WHAT YOU SHOULD DO: Please copy out the entries word for word, starting with the very first line and stopping after the line that contains "(1806, 903, 2197, 997)".
[start DATA SUPPLIED]
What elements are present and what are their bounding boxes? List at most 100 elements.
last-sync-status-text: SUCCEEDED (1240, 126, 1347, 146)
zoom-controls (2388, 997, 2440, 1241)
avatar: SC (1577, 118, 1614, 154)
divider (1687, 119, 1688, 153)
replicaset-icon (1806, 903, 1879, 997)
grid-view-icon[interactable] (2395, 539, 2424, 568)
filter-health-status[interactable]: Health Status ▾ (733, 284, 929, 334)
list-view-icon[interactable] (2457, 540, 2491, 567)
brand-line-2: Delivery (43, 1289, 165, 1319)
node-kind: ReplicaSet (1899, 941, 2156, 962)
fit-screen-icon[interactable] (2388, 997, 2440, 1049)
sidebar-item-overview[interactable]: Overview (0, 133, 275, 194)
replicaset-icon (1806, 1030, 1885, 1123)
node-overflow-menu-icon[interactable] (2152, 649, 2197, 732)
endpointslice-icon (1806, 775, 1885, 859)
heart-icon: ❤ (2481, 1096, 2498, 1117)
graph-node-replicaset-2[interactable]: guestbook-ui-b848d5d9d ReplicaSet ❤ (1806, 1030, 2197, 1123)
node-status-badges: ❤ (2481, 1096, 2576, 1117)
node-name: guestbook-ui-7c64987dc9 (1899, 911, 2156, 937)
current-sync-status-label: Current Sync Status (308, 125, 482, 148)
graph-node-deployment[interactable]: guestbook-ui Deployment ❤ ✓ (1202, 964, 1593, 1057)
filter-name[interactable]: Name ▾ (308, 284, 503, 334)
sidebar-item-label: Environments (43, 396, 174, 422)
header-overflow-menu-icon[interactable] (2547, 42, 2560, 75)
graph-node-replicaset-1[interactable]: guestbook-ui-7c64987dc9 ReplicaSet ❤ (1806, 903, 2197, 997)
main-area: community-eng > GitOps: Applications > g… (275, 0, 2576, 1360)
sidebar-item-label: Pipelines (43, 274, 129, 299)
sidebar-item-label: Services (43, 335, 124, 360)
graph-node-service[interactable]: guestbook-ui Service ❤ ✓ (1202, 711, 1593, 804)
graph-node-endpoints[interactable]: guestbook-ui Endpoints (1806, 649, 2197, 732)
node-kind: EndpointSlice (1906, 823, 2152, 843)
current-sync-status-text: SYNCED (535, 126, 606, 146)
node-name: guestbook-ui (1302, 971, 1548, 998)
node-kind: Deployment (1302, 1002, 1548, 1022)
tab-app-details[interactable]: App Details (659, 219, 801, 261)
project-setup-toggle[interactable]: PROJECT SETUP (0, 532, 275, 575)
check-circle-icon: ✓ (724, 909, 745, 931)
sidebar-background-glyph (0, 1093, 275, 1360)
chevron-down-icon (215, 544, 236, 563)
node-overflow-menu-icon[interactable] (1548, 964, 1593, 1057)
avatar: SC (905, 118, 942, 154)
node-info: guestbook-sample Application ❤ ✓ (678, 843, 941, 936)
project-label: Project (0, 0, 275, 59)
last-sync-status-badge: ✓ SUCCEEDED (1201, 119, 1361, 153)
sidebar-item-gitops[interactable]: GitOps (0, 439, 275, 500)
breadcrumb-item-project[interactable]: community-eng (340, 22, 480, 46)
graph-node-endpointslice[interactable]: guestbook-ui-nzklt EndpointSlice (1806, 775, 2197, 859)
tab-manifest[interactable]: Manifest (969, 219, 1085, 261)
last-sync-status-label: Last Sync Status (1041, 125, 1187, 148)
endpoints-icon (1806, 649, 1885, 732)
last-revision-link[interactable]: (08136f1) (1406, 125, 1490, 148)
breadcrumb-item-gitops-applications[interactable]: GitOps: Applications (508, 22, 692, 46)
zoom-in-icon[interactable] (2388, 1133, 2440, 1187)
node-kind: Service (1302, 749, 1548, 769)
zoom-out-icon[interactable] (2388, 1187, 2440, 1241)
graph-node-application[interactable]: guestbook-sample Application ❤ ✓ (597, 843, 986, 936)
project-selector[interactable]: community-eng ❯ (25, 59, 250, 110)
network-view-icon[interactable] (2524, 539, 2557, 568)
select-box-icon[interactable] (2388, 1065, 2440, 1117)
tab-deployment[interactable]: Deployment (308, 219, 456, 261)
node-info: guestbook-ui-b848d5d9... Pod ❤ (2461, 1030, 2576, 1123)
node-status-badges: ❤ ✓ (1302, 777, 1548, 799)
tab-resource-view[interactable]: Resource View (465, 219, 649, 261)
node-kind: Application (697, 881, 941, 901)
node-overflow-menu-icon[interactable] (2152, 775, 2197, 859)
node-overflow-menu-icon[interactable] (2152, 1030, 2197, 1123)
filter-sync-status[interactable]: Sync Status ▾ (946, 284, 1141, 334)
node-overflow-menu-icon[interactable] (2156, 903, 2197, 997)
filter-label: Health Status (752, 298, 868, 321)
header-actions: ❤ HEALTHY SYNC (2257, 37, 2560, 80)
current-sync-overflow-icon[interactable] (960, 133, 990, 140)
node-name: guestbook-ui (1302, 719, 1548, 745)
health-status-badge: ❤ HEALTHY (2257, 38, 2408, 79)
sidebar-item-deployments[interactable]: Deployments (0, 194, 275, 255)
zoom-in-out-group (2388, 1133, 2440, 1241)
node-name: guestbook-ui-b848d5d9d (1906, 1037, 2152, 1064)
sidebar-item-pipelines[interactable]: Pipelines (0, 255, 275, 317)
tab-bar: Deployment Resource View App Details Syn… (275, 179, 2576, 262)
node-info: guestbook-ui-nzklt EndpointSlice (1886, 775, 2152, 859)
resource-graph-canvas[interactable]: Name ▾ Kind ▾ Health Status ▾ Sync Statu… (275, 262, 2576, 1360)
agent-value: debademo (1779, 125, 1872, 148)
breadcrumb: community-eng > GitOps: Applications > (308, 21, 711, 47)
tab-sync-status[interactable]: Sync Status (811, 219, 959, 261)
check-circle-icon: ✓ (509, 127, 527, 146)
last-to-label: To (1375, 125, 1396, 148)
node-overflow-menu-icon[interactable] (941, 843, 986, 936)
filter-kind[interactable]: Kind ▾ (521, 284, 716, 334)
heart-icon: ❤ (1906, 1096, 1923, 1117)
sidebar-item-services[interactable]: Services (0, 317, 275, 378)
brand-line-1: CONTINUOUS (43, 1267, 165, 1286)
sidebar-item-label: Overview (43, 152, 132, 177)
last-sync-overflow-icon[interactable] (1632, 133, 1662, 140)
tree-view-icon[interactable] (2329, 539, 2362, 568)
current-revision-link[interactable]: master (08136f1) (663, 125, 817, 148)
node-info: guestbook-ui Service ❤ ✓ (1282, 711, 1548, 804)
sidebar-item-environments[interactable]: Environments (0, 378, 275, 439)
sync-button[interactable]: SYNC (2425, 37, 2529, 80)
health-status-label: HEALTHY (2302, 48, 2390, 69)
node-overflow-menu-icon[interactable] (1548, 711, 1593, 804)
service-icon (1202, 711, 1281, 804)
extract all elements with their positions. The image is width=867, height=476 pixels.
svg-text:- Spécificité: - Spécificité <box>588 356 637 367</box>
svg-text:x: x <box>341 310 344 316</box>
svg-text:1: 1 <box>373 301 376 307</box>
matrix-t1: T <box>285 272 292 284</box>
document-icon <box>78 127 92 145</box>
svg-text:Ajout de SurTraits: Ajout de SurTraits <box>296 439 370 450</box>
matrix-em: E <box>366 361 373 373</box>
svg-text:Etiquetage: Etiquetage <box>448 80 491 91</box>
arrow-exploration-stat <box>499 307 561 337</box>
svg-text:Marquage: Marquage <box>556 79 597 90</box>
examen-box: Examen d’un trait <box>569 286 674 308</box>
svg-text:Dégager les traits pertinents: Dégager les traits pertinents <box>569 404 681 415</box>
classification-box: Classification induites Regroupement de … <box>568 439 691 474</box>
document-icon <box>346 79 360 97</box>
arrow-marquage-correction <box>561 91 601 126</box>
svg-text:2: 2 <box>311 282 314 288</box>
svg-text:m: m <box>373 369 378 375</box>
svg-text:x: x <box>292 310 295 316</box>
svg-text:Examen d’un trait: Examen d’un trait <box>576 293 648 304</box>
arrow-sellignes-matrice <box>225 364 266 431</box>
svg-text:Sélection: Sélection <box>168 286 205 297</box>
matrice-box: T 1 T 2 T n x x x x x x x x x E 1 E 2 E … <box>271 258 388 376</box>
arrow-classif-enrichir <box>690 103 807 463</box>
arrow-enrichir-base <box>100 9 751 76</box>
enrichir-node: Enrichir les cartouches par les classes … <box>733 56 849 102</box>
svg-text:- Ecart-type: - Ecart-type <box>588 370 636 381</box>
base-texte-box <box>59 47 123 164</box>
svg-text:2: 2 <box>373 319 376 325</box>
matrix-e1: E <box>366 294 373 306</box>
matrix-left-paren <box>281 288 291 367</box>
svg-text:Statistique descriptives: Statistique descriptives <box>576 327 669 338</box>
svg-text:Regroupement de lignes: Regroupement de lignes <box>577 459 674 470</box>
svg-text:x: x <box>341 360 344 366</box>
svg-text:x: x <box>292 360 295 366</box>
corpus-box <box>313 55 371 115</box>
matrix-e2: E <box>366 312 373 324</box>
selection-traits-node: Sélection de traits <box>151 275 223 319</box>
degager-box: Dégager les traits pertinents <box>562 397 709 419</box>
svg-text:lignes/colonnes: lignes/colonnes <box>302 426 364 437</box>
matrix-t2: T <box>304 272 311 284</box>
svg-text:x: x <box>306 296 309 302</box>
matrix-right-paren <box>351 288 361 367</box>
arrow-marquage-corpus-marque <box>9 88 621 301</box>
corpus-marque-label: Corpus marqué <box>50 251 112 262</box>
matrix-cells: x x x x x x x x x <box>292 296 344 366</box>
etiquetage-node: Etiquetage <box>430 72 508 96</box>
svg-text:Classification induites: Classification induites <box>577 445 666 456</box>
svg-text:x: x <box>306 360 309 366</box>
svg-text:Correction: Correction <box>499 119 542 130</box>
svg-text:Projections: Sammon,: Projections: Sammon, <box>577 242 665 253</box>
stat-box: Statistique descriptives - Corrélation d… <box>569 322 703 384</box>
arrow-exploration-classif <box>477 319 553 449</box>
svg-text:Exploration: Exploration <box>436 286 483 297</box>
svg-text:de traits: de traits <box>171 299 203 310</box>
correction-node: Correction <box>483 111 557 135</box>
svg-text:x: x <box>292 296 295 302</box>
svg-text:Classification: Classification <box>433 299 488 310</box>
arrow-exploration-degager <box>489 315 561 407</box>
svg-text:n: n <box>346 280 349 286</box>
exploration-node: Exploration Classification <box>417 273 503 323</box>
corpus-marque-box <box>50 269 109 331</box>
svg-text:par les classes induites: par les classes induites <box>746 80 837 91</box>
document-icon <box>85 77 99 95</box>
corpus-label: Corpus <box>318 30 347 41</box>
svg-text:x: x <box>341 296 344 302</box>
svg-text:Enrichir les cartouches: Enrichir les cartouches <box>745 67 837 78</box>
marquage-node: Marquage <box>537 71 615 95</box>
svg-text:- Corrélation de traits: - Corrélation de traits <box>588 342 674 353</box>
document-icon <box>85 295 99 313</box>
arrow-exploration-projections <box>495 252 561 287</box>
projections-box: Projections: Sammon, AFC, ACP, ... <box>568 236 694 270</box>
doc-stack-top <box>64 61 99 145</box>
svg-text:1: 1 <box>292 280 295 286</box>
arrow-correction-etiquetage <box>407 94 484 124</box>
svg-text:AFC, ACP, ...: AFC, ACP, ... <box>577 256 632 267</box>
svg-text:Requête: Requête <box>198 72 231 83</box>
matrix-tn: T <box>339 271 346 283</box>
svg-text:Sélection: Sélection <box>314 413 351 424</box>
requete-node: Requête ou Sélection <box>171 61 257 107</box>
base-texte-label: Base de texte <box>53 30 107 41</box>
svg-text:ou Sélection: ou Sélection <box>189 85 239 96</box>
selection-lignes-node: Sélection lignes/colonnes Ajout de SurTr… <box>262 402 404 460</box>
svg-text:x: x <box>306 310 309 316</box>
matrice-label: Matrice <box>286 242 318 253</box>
[end DATA SUPPLIED]
WRITTEN SOLUTION:
What elements are present and what are their bounding boxes? List at most 100 elements.
last-sync-status-text: SUCCEEDED (1240, 126, 1347, 146)
zoom-controls (2388, 997, 2440, 1241)
avatar: SC (1577, 118, 1614, 154)
divider (1687, 119, 1688, 153)
replicaset-icon (1806, 903, 1879, 997)
grid-view-icon[interactable] (2395, 539, 2424, 568)
filter-health-status[interactable]: Health Status ▾ (733, 284, 929, 334)
list-view-icon[interactable] (2457, 540, 2491, 567)
brand-line-2: Delivery (43, 1289, 165, 1319)
node-kind: ReplicaSet (1899, 941, 2156, 962)
fit-screen-icon[interactable] (2388, 997, 2440, 1049)
sidebar-item-overview[interactable]: Overview (0, 133, 275, 194)
replicaset-icon (1806, 1030, 1885, 1123)
node-overflow-menu-icon[interactable] (2152, 649, 2197, 732)
endpointslice-icon (1806, 775, 1885, 859)
heart-icon: ❤ (2481, 1096, 2498, 1117)
graph-node-replicaset-2[interactable]: guestbook-ui-b848d5d9d ReplicaSet ❤ (1806, 1030, 2197, 1123)
node-status-badges: ❤ (2481, 1096, 2576, 1117)
node-name: guestbook-ui-7c64987dc9 (1899, 911, 2156, 937)
current-sync-status-label: Current Sync Status (308, 125, 482, 148)
graph-node-deployment[interactable]: guestbook-ui Deployment ❤ ✓ (1202, 964, 1593, 1057)
filter-name[interactable]: Name ▾ (308, 284, 503, 334)
sidebar-item-label: Environments (43, 396, 174, 422)
header-overflow-menu-icon[interactable] (2547, 42, 2560, 75)
graph-node-replicaset-1[interactable]: guestbook-ui-7c64987dc9 ReplicaSet ❤ (1806, 903, 2197, 997)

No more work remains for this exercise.